Requirement: What lines of the data hold the string "Général"? Pull each one out.

[Data entries]
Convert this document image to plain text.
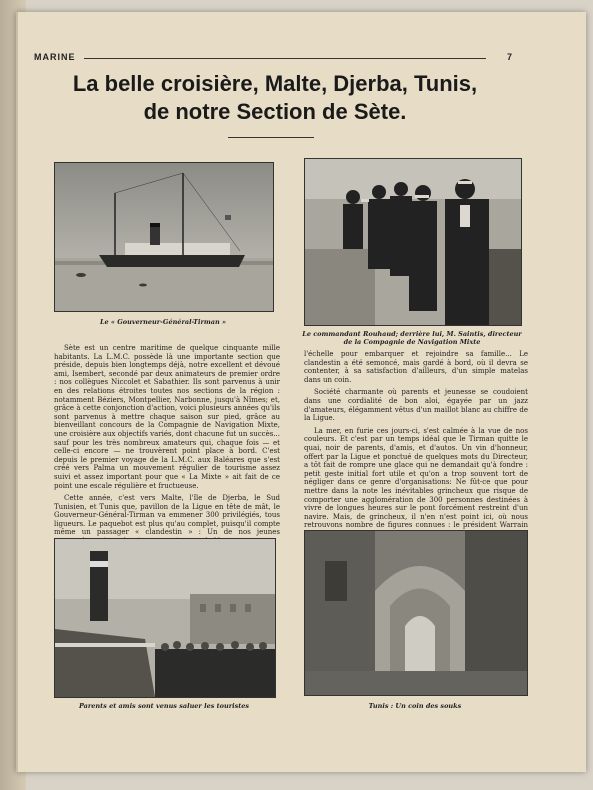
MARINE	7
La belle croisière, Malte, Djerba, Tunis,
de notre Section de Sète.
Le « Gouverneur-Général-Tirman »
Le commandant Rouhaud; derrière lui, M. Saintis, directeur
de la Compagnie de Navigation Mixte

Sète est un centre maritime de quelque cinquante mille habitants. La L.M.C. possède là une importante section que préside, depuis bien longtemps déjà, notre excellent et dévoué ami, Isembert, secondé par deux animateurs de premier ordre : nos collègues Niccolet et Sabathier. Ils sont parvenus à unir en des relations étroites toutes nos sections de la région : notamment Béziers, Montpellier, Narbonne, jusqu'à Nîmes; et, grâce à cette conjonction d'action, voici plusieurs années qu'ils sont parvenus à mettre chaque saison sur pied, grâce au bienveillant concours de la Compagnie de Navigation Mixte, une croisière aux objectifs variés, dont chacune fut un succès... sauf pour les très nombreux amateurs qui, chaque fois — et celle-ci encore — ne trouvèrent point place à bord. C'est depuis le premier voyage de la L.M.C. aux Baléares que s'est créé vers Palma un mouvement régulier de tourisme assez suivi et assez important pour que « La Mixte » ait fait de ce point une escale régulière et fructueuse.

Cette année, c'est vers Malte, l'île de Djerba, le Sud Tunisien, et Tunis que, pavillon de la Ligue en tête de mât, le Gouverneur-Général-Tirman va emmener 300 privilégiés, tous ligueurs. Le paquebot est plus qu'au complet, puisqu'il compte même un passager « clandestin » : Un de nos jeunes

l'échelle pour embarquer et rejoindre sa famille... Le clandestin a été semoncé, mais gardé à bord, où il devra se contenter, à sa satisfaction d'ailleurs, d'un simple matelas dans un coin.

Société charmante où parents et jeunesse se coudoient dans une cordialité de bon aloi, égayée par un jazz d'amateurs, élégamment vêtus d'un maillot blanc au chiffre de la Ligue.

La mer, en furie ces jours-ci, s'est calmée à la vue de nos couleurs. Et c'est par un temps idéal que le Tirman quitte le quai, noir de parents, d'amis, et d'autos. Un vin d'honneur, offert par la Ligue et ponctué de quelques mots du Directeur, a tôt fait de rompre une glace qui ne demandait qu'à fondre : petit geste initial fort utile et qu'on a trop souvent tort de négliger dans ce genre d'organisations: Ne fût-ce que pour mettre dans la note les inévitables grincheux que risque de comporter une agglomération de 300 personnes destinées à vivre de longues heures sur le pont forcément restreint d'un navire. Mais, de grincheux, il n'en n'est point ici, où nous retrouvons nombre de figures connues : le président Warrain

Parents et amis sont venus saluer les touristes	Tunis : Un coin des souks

---

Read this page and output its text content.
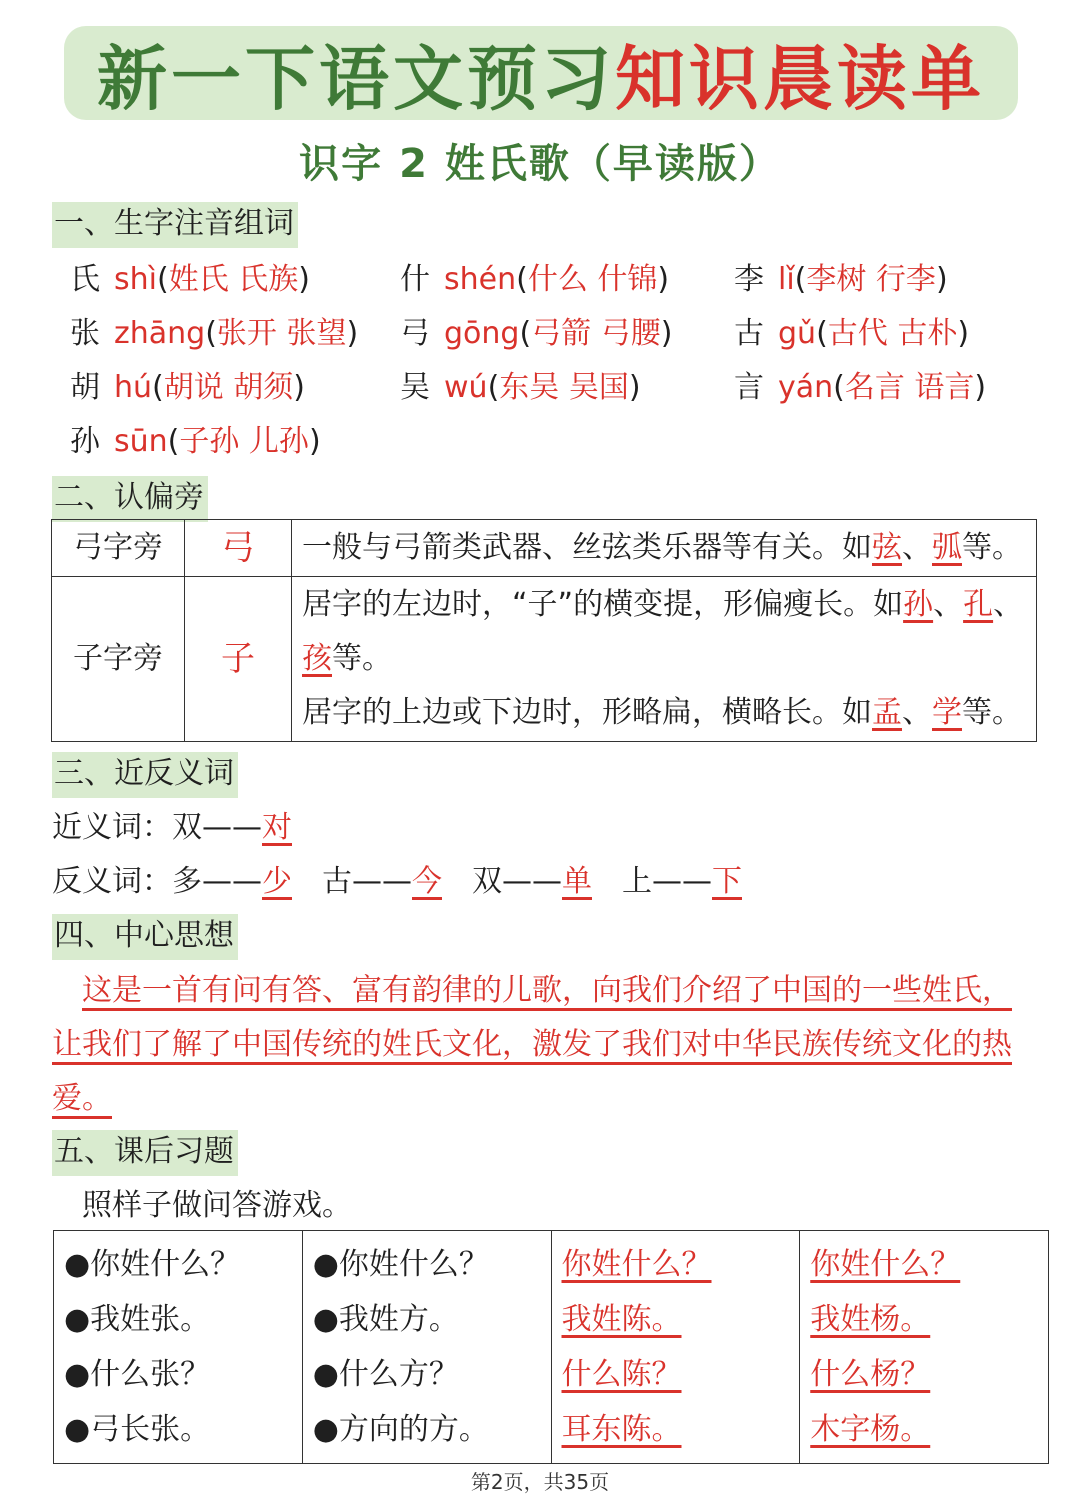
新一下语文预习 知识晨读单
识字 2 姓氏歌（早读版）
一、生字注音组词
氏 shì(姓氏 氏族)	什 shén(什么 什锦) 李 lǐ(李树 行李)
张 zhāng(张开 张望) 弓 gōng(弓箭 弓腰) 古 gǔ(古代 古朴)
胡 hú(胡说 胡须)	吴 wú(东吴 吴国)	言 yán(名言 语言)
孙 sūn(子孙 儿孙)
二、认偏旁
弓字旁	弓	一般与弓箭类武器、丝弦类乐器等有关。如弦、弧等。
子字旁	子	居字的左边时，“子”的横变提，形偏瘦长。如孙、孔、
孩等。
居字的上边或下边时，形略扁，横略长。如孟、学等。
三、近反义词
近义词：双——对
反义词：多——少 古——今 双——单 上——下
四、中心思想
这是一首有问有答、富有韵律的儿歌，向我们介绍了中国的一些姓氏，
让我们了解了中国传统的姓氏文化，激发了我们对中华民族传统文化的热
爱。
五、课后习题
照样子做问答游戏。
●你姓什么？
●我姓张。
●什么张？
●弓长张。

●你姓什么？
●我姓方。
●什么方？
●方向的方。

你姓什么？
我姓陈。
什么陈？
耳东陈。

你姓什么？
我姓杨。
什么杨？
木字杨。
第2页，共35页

Exercise result:
Le « Gouverneur-Général-Tirman »
Cette année, c'est vers Malte, l'île de Djerba, le Sud Tunisien, et Tunis que, pavillon de la Ligue en tête de mât, le Gouverneur-Général-Tirman va emmener 300 privilégiés, tous ligueurs. Le paquebot est plus qu'au complet, puisqu'il compte même un passager « clandestin » : Un de nos jeunes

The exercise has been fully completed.